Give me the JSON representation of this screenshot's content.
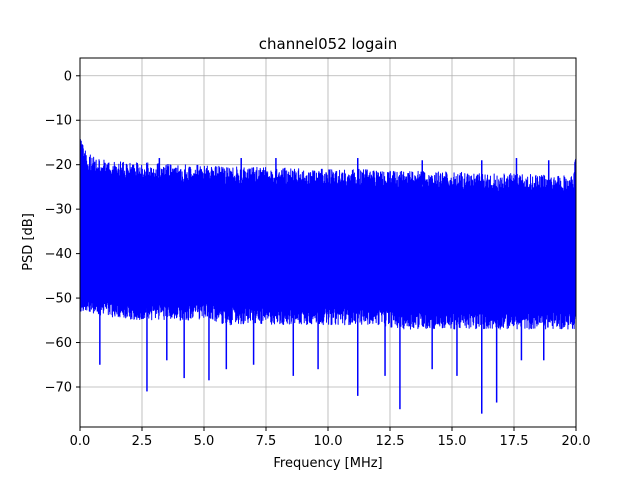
{
  "chart_data": {
    "type": "line",
    "title": "channel052 logain",
    "xlabel": "Frequency [MHz]",
    "ylabel": "PSD [dB]",
    "xlim": [
      0,
      20
    ],
    "ylim": [
      -79,
      4
    ],
    "xticks": [
      0.0,
      2.5,
      5.0,
      7.5,
      10.0,
      12.5,
      15.0,
      17.5,
      20.0
    ],
    "xtick_labels": [
      "0.0",
      "2.5",
      "5.0",
      "7.5",
      "10.0",
      "12.5",
      "15.0",
      "17.5",
      "20.0"
    ],
    "yticks": [
      0,
      -10,
      -20,
      -30,
      -40,
      -50,
      -60,
      -70
    ],
    "ytick_labels": [
      "0",
      "−10",
      "−20",
      "−30",
      "−40",
      "−50",
      "−60",
      "−70"
    ],
    "grid": true,
    "legend": "none",
    "series": [
      {
        "color": "#0000ff",
        "upper_envelope": {
          "x": [
            0.0,
            0.1,
            0.3,
            0.5,
            1.0,
            2.0,
            3.0,
            4.0,
            5.0,
            6.0,
            7.0,
            8.0,
            9.0,
            10.0,
            11.0,
            12.0,
            13.0,
            14.0,
            15.0,
            16.0,
            17.0,
            18.0,
            19.0,
            19.9,
            20.0
          ],
          "y": [
            -13.5,
            -15,
            -17.5,
            -18,
            -19,
            -19.5,
            -19.5,
            -20,
            -20,
            -20.5,
            -20.5,
            -20.5,
            -21,
            -21,
            -21,
            -21,
            -21.5,
            -21.5,
            -21.5,
            -22,
            -22,
            -22,
            -22.5,
            -22.5,
            -14
          ]
        },
        "lower_envelope": {
          "x": [
            0.0,
            1.0,
            2.0,
            3.0,
            4.0,
            5.0,
            6.0,
            7.0,
            8.0,
            9.0,
            10.0,
            11.0,
            12.0,
            13.0,
            14.0,
            15.0,
            16.0,
            17.0,
            18.0,
            19.0,
            20.0
          ],
          "y": [
            -53,
            -54,
            -55,
            -55,
            -55,
            -55,
            -56,
            -56,
            -56,
            -56,
            -56,
            -56,
            -56,
            -57,
            -57,
            -57,
            -57,
            -57,
            -57,
            -57,
            -57
          ]
        },
        "spikes_up": [
          {
            "x": 3.2,
            "y": -18.5
          },
          {
            "x": 6.5,
            "y": -18.5
          },
          {
            "x": 7.9,
            "y": -18.5
          },
          {
            "x": 11.2,
            "y": -18.5
          },
          {
            "x": 13.8,
            "y": -19
          },
          {
            "x": 16.2,
            "y": -19
          },
          {
            "x": 17.6,
            "y": -18.5
          },
          {
            "x": 18.9,
            "y": -19
          }
        ],
        "spikes_down": [
          {
            "x": 0.8,
            "y": -65
          },
          {
            "x": 2.7,
            "y": -71
          },
          {
            "x": 3.5,
            "y": -64
          },
          {
            "x": 4.2,
            "y": -68
          },
          {
            "x": 5.2,
            "y": -68.5
          },
          {
            "x": 5.9,
            "y": -66
          },
          {
            "x": 7.0,
            "y": -65
          },
          {
            "x": 8.6,
            "y": -67.5
          },
          {
            "x": 9.6,
            "y": -66
          },
          {
            "x": 11.2,
            "y": -72
          },
          {
            "x": 12.3,
            "y": -67.5
          },
          {
            "x": 12.9,
            "y": -75
          },
          {
            "x": 14.2,
            "y": -66
          },
          {
            "x": 15.2,
            "y": -67.5
          },
          {
            "x": 16.2,
            "y": -76
          },
          {
            "x": 16.8,
            "y": -73.5
          },
          {
            "x": 17.8,
            "y": -64
          },
          {
            "x": 18.7,
            "y": -64
          }
        ]
      }
    ]
  }
}
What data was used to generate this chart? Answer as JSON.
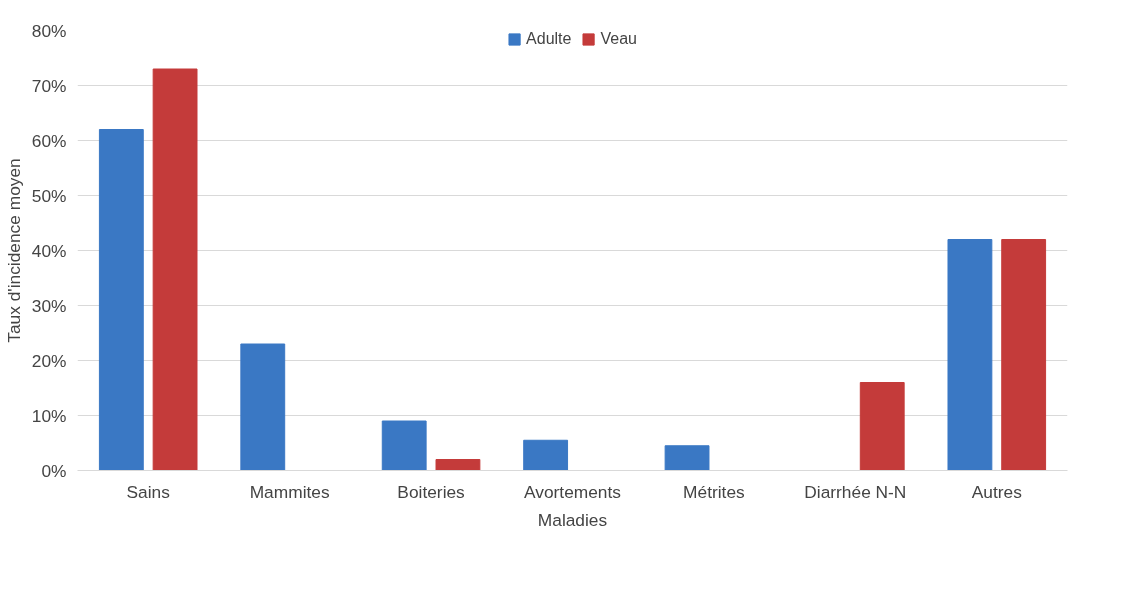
{
  "chart_data": {
    "type": "bar",
    "xlabel": "Maladies",
    "ylabel": "Taux d'incidence moyen",
    "categories": [
      "Sains",
      "Mammites",
      "Boiteries",
      "Avortements",
      "Métrites",
      "Diarrhée N-N",
      "Autres"
    ],
    "series": [
      {
        "name": "Adulte",
        "color": "#3a78c4",
        "values": [
          62,
          23,
          9,
          5.5,
          4.5,
          0,
          42
        ]
      },
      {
        "name": "Veau",
        "color": "#c43b3a",
        "values": [
          73,
          0,
          2,
          0,
          0,
          16,
          42
        ]
      }
    ],
    "ylim": [
      0,
      80
    ],
    "yticks": [
      {
        "value": 0,
        "label": "0%"
      },
      {
        "value": 10,
        "label": "10%"
      },
      {
        "value": 20,
        "label": "20%"
      },
      {
        "value": 30,
        "label": "30%"
      },
      {
        "value": 40,
        "label": "40%"
      },
      {
        "value": 50,
        "label": "50%"
      },
      {
        "value": 60,
        "label": "60%"
      },
      {
        "value": 70,
        "label": "70%"
      },
      {
        "value": 80,
        "label": "80%"
      }
    ],
    "grid": "y",
    "legend": "top"
  }
}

═══

** What is needed **
Identify how many lines in the entries above contain the word "this" and provide only that figure.

** Exercise response **
2